▶ **Requirements**: Reproduce the records below exactly, leaving out any pictures.

* Start Data for the task *

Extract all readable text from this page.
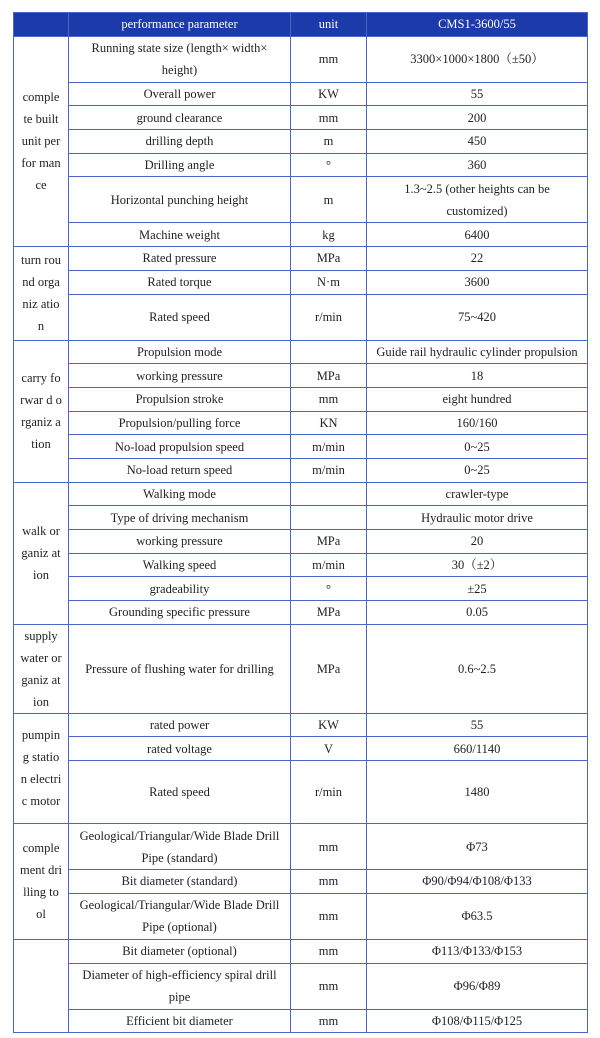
	performance parameter	unit	CMS1-3600/55
comple te built unit perfor mance	Running state size (length× width× height)	mm	3300×1000×1800（±50）
	Overall power	KW	55
	ground clearance	mm	200
	drilling depth	m	450
	Drilling angle	°	360
	Horizontal punching height	m	1.3~2.5 (other heights can be customized)
	Machine weight	kg	6400
turn round organiz ation	Rated pressure	MPa	22
	Rated torque	N·m	3600
	Rated speed	r/min	75~420
carry forwar d organiz ation	Propulsion mode		Guide rail hydraulic cylinder propulsion
	working pressure	MPa	18
	Propulsion stroke	mm	eight hundred
	Propulsion/pulling force	KN	160/160
	No-load propulsion speed	m/min	0~25
	No-load return speed	m/min	0~25
walk organiz ation	Walking mode		crawler-type
	Type of driving mechanism		Hydraulic motor drive
	working pressure	MPa	20
	Walking speed	m/min	30（±2）
	gradeability	°	±25
	Grounding specific pressure	MPa	0.05
supply water organiz ation	Pressure of flushing water for drilling	MPa	0.6~2.5
pumpin g station electric motor	rated power	KW	55
	rated voltage	V	660/1140
	Rated speed	r/min	1480
comple ment drilling tool	Geological/Triangular/Wide Blade Drill Pipe (standard)	mm	Φ73
	Bit diameter (standard)	mm	Φ90/Φ94/Φ108/Φ133
	Geological/Triangular/Wide Blade Drill Pipe (optional)	mm	Φ63.5
	Bit diameter (optional)	mm	Φ113/Φ133/Φ153
	Diameter of high-efficiency spiral drill pipe	mm	Φ96/Φ89
	Efficient bit diameter	mm	Φ108/Φ115/Φ125
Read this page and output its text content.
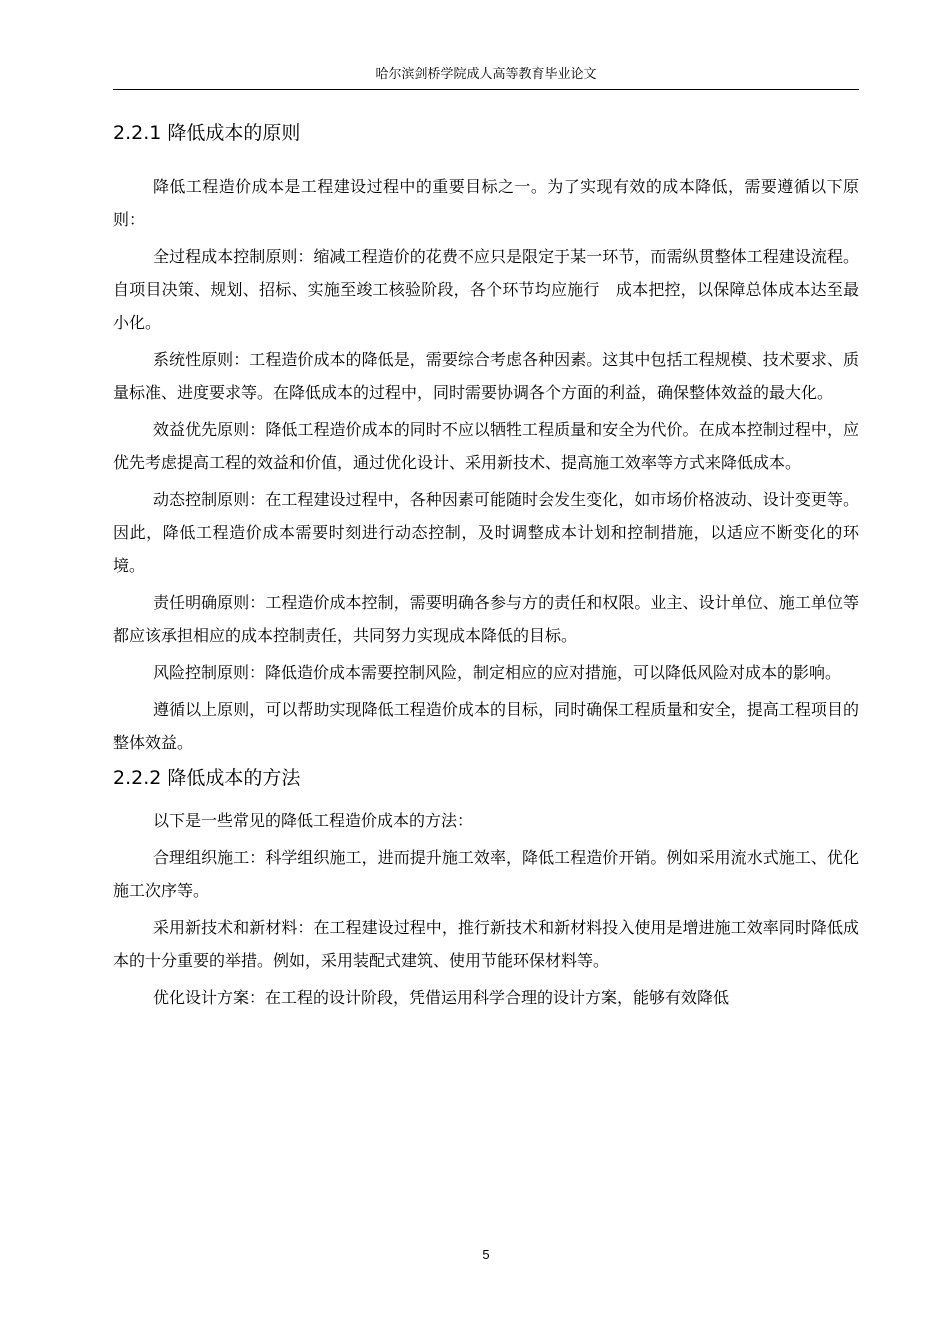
哈尔滨剑桥学院成人高等教育毕业论文
2.2.1 降低成本的原则

降低工程造价成本是工程建设过程中的重要目标之一。为了实现有效的成本降低，需要遵循以下原则：

全过程成本控制原则：缩减工程造价的花费不应只是限定于某一环节，而需纵贯整体工程建设流程。 自项目决策、规划、招标、实施至竣工核验阶段，各个环节均应施行　成本把控，以保障总体成本达至最小化。

系统性原则：工程造价成本的降低是，需要综合考虑各种因素。这其中包括工程规模、技术要求、质量标准、进度要求等。在降低成本的过程中，同时需要协调各个方面的利益，确保整体效益的最大化。

效益优先原则：降低工程造价成本的同时不应以牺牲工程质量和安全为代价。在成本控制过程中，应优先考虑提高工程的效益和价值，通过优化设计、采用新技术、提高施工效率等方式来降低成本。

动态控制原则：在工程建设过程中，各种因素可能随时会发生变化，如市场价格波动、设计变更等。因此，降低工程造价成本需要时刻进行动态控制，及时调整成本计划和控制措施，以适应不断变化的环境。

责任明确原则：工程造价成本控制，需要明确各参与方的责任和权限。业主、设计单位、施工单位等都应该承担相应的成本控制责任，共同努力实现成本降低的目标。

风险控制原则：降低造价成本需要控制风险，制定相应的应对措施，可以降低风险对成本的影响。

遵循以上原则，可以帮助实现降低工程造价成本的目标，同时确保工程质量和安全，提高工程项目的整体效益。

2.2.2 降低成本的方法

以下是一些常见的降低工程造价成本的方法：

合理组织施工：科学组织施工，进而提升施工效率，降低工程造价开销。例如采用流水式施工、优化施工次序等。

采用新技术和新材料：在工程建设过程中，推行新技术和新材料投入使用是增进施工效率同时降低成本的十分重要的举措。例如，采用装配式建筑、使用节能环保材料等。

优化设计方案：在工程的设计阶段，凭借运用科学合理的设计方案，能够有效降低

5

* End Data for the task *

▶ **Result of the task**:
Extract all readable text from this page.
	performance parameter	unit	CMS1-3600/55
comple te built unit perfor mance	Running state size (length× width× height)	mm	3300×1000×1800（±50）
	Overall power	KW	55
	ground clearance	mm	200
	drilling depth	m	450
	Drilling angle	°	360
	Horizontal punching height	m	1.3~2.5 (other heights can be customized)
	Machine weight	kg	6400
turn round organiz ation	Rated pressure	MPa	22
	Rated torque	N·m	3600
	Rated speed	r/min	75~420
carry forwar d organiz ation	Propulsion mode		Guide rail hydraulic cylinder propulsion
	working pressure	MPa	18
	Propulsion stroke	mm	eight hundred
	Propulsion/pulling force	KN	160/160
	No-load propulsion speed	m/min	0~25
	No-load return speed	m/min	0~25
walk organiz ation	Walking mode		crawler-type
	Type of driving mechanism		Hydraulic motor drive
	working pressure	MPa	20
	Walking speed	m/min	30（±2）
	gradeability	°	±25
	Grounding specific pressure	MPa	0.05
supply water organiz ation	Pressure of flushing water for drilling	MPa	0.6~2.5
pumpin g station electric motor	rated power	KW	55
	rated voltage	V	660/1140
	Rated speed	r/min	1480
comple ment drilling tool	Geological/Triangular/Wide Blade Drill Pipe (standard)	mm	Φ73
	Bit diameter (standard)	mm	Φ90/Φ94/Φ108/Φ133
	Geological/Triangular/Wide Blade Drill Pipe (optional)	mm	Φ63.5
	Bit diameter (optional)	mm	Φ113/Φ133/Φ153
	Diameter of high-efficiency spiral drill pipe	mm	Φ96/Φ89
	Efficient bit diameter	mm	Φ108/Φ115/Φ125
Read this page and output its text content.
哈尔滨剑桥学院成人高等教育毕业论文
2.2.1 降低成本的原则

降低工程造价成本是工程建设过程中的重要目标之一。为了实现有效的成本降低，需要遵循以下原则：

全过程成本控制原则：缩减工程造价的花费不应只是限定于某一环节，而需纵贯整体工程建设流程。 自项目决策、规划、招标、实施至竣工核验阶段，各个环节均应施行　成本把控，以保障总体成本达至最小化。

系统性原则：工程造价成本的降低是，需要综合考虑各种因素。这其中包括工程规模、技术要求、质量标准、进度要求等。在降低成本的过程中，同时需要协调各个方面的利益，确保整体效益的最大化。

效益优先原则：降低工程造价成本的同时不应以牺牲工程质量和安全为代价。在成本控制过程中，应优先考虑提高工程的效益和价值，通过优化设计、采用新技术、提高施工效率等方式来降低成本。

动态控制原则：在工程建设过程中，各种因素可能随时会发生变化，如市场价格波动、设计变更等。因此，降低工程造价成本需要时刻进行动态控制，及时调整成本计划和控制措施，以适应不断变化的环境。

责任明确原则：工程造价成本控制，需要明确各参与方的责任和权限。业主、设计单位、施工单位等都应该承担相应的成本控制责任，共同努力实现成本降低的目标。

风险控制原则：降低造价成本需要控制风险，制定相应的应对措施，可以降低风险对成本的影响。

遵循以上原则，可以帮助实现降低工程造价成本的目标，同时确保工程质量和安全，提高工程项目的整体效益。

2.2.2 降低成本的方法

以下是一些常见的降低工程造价成本的方法：

合理组织施工：科学组织施工，进而提升施工效率，降低工程造价开销。例如采用流水式施工、优化施工次序等。

采用新技术和新材料：在工程建设过程中，推行新技术和新材料投入使用是增进施工效率同时降低成本的十分重要的举措。例如，采用装配式建筑、使用节能环保材料等。

优化设计方案：在工程的设计阶段，凭借运用科学合理的设计方案，能够有效降低

5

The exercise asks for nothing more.